Repeat each line of the data below word for word.

>> Start Supplied information

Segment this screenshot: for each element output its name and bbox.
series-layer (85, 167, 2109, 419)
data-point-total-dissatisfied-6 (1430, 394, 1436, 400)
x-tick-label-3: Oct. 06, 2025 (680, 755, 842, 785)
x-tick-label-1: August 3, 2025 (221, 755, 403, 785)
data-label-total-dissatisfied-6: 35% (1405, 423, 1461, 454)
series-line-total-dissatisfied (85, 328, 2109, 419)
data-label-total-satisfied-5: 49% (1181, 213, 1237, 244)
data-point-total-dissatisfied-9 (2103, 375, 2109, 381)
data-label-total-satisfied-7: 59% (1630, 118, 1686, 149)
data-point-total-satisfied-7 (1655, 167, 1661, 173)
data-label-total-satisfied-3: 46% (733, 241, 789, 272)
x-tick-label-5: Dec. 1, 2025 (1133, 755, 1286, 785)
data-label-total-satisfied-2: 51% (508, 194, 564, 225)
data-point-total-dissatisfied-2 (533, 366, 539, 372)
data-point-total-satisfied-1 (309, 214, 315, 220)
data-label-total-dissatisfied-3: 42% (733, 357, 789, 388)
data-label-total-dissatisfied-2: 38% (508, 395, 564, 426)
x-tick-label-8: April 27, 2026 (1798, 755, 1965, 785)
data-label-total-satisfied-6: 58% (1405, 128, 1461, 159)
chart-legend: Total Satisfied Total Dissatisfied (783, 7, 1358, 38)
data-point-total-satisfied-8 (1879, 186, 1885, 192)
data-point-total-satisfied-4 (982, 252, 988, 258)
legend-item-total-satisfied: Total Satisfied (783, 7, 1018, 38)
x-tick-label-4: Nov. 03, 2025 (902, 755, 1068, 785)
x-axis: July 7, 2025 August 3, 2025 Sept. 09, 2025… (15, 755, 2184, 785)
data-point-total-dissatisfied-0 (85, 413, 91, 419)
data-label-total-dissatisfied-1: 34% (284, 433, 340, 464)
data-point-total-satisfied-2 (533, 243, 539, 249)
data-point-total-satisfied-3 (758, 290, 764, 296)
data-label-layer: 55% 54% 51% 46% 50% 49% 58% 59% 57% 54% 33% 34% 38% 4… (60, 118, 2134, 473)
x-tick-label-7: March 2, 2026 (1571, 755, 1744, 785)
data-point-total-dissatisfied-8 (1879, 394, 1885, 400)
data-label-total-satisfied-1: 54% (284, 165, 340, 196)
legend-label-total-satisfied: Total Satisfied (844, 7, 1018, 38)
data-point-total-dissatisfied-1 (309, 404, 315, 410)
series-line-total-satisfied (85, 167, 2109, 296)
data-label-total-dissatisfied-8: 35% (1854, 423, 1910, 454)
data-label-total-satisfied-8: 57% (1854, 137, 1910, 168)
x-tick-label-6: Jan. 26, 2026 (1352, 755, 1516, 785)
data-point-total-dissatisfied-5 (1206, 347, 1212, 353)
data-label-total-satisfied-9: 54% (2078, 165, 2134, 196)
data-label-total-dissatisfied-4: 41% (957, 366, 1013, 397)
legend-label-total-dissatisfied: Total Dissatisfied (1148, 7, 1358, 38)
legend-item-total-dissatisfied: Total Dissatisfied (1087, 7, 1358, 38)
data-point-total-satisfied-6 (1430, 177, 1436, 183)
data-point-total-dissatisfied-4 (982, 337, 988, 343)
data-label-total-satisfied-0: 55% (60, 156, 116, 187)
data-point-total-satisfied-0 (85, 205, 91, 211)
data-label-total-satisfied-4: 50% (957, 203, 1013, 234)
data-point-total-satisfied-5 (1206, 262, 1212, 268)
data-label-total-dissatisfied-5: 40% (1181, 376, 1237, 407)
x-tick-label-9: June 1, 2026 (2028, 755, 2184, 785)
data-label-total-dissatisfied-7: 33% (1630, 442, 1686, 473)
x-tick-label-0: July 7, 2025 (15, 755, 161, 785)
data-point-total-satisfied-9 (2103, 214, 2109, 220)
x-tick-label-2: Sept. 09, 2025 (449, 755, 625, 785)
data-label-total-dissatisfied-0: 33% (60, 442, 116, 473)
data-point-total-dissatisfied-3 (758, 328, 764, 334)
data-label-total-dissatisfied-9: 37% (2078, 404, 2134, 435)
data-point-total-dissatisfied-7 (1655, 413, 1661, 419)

>> End Supplied information

Output for this exercise:
Segment this screenshot: for each element output its name and bbox.
series-layer (85, 167, 2109, 419)
data-point-total-dissatisfied-6 (1430, 394, 1436, 400)
x-tick-label-3: Oct. 06, 2025 (680, 755, 842, 785)
x-tick-label-1: August 3, 2025 (221, 755, 403, 785)
data-label-total-dissatisfied-6: 35% (1405, 423, 1461, 454)
series-line-total-dissatisfied (85, 328, 2109, 419)
data-label-total-satisfied-5: 49% (1181, 213, 1237, 244)
data-point-total-dissatisfied-9 (2103, 375, 2109, 381)
data-label-total-satisfied-7: 59% (1630, 118, 1686, 149)
data-point-total-satisfied-7 (1655, 167, 1661, 173)
data-label-total-satisfied-3: 46% (733, 241, 789, 272)
x-tick-label-5: Dec. 1, 2025 (1133, 755, 1286, 785)
data-label-total-satisfied-2: 51% (508, 194, 564, 225)
data-point-total-dissatisfied-2 (533, 366, 539, 372)
data-point-total-satisfied-1 (309, 214, 315, 220)
data-label-total-dissatisfied-3: 42% (733, 357, 789, 388)
data-label-total-dissatisfied-2: 38% (508, 395, 564, 426)
x-tick-label-8: April 27, 2026 (1798, 755, 1965, 785)
data-label-total-satisfied-6: 58% (1405, 128, 1461, 159)
chart-legend: Total Satisfied Total Dissatisfied (783, 7, 1358, 38)
data-point-total-satisfied-8 (1879, 186, 1885, 192)
data-point-total-satisfied-4 (982, 252, 988, 258)
legend-item-total-satisfied: Total Satisfied (783, 7, 1018, 38)
x-tick-label-4: Nov. 03, 2025 (902, 755, 1068, 785)
x-axis: July 7, 2025 August 3, 2025 Sept. 09, 2025… (15, 755, 2184, 785)
data-point-total-dissatisfied-0 (85, 413, 91, 419)
data-label-total-dissatisfied-1: 34% (284, 433, 340, 464)
data-point-total-satisfied-2 (533, 243, 539, 249)
data-point-total-satisfied-3 (758, 290, 764, 296)
data-label-layer: 55% 54% 51% 46% 50% 49% 58% 59% 57% 54% 33% 34% 38% 4… (60, 118, 2134, 473)
x-tick-label-7: March 2, 2026 (1571, 755, 1744, 785)
data-point-total-dissatisfied-8 (1879, 394, 1885, 400)
data-label-total-satisfied-1: 54% (284, 165, 340, 196)
legend-label-total-satisfied: Total Satisfied (844, 7, 1018, 38)
data-point-total-dissatisfied-1 (309, 404, 315, 410)
series-line-total-satisfied (85, 167, 2109, 296)
data-label-total-dissatisfied-8: 35% (1854, 423, 1910, 454)
data-label-total-satisfied-8: 57% (1854, 137, 1910, 168)
x-tick-label-6: Jan. 26, 2026 (1352, 755, 1516, 785)
data-point-total-dissatisfied-5 (1206, 347, 1212, 353)
data-label-total-satisfied-9: 54% (2078, 165, 2134, 196)
data-label-total-dissatisfied-4: 41% (957, 366, 1013, 397)
legend-label-total-dissatisfied: Total Dissatisfied (1148, 7, 1358, 38)
legend-item-total-dissatisfied: Total Dissatisfied (1087, 7, 1358, 38)
data-point-total-satisfied-6 (1430, 177, 1436, 183)
data-point-total-dissatisfied-4 (982, 337, 988, 343)
data-label-total-satisfied-0: 55% (60, 156, 116, 187)
data-point-total-satisfied-0 (85, 205, 91, 211)
data-label-total-satisfied-4: 50% (957, 203, 1013, 234)
data-point-total-satisfied-5 (1206, 262, 1212, 268)
data-label-total-dissatisfied-5: 40% (1181, 376, 1237, 407)
x-tick-label-9: June 1, 2026 (2028, 755, 2184, 785)
data-label-total-dissatisfied-7: 33% (1630, 442, 1686, 473)
x-tick-label-0: July 7, 2025 (15, 755, 161, 785)
data-point-total-satisfied-9 (2103, 214, 2109, 220)
x-tick-label-2: Sept. 09, 2025 (449, 755, 625, 785)
data-label-total-dissatisfied-0: 33% (60, 442, 116, 473)
data-point-total-dissatisfied-3 (758, 328, 764, 334)
data-label-total-dissatisfied-9: 37% (2078, 404, 2134, 435)
data-point-total-dissatisfied-7 (1655, 413, 1661, 419)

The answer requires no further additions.